§ **Objective**:
Print the entries below in their entirety, exactly as they are written.

= = =

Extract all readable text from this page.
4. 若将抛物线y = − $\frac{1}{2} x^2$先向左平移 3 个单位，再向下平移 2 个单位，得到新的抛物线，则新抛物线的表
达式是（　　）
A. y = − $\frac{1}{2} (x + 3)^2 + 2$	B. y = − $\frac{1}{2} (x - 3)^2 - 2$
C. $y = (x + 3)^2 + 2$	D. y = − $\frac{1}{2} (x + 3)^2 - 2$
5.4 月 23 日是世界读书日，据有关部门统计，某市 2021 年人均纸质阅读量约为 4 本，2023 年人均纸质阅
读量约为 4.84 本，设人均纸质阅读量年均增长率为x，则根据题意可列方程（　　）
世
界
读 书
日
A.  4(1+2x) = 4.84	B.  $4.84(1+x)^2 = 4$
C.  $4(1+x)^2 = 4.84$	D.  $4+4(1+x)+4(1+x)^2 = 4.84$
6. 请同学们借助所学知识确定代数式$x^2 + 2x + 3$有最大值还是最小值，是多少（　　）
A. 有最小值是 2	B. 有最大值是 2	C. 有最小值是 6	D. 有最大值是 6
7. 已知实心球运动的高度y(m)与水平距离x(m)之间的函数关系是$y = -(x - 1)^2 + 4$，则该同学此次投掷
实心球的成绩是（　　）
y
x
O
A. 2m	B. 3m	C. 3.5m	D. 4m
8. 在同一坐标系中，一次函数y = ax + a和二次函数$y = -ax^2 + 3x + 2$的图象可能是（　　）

= = =

§ **Answer to the exercise**:
Extract all readable text from this page.
4. 若将抛物线y = − $\frac{1}{2} x^2$先向左平移 3 个单位，再向下平移 2 个单位，得到新的抛物线，则新抛物线的表
达式是（　　）
A. y = − $\frac{1}{2} (x + 3)^2 + 2$	B. y = − $\frac{1}{2} (x - 3)^2 - 2$
C. $y = (x + 3)^2 + 2$	D. y = − $\frac{1}{2} (x + 3)^2 - 2$
5.4 月 23 日是世界读书日，据有关部门统计，某市 2021 年人均纸质阅读量约为 4 本，2023 年人均纸质阅
读量约为 4.84 本，设人均纸质阅读量年均增长率为x，则根据题意可列方程（　　）
世
界
读 书
日
A.  4(1+2x) = 4.84	B.  $4.84(1+x)^2 = 4$
C.  $4(1+x)^2 = 4.84$	D.  $4+4(1+x)+4(1+x)^2 = 4.84$
6. 请同学们借助所学知识确定代数式$x^2 + 2x + 3$有最大值还是最小值，是多少（　　）
A. 有最小值是 2	B. 有最大值是 2	C. 有最小值是 6	D. 有最大值是 6
7. 已知实心球运动的高度y(m)与水平距离x(m)之间的函数关系是$y = -(x - 1)^2 + 4$，则该同学此次投掷
实心球的成绩是（　　）
y
x
O
A. 2m	B. 3m	C. 3.5m	D. 4m
8. 在同一坐标系中，一次函数y = ax + a和二次函数$y = -ax^2 + 3x + 2$的图象可能是（　　）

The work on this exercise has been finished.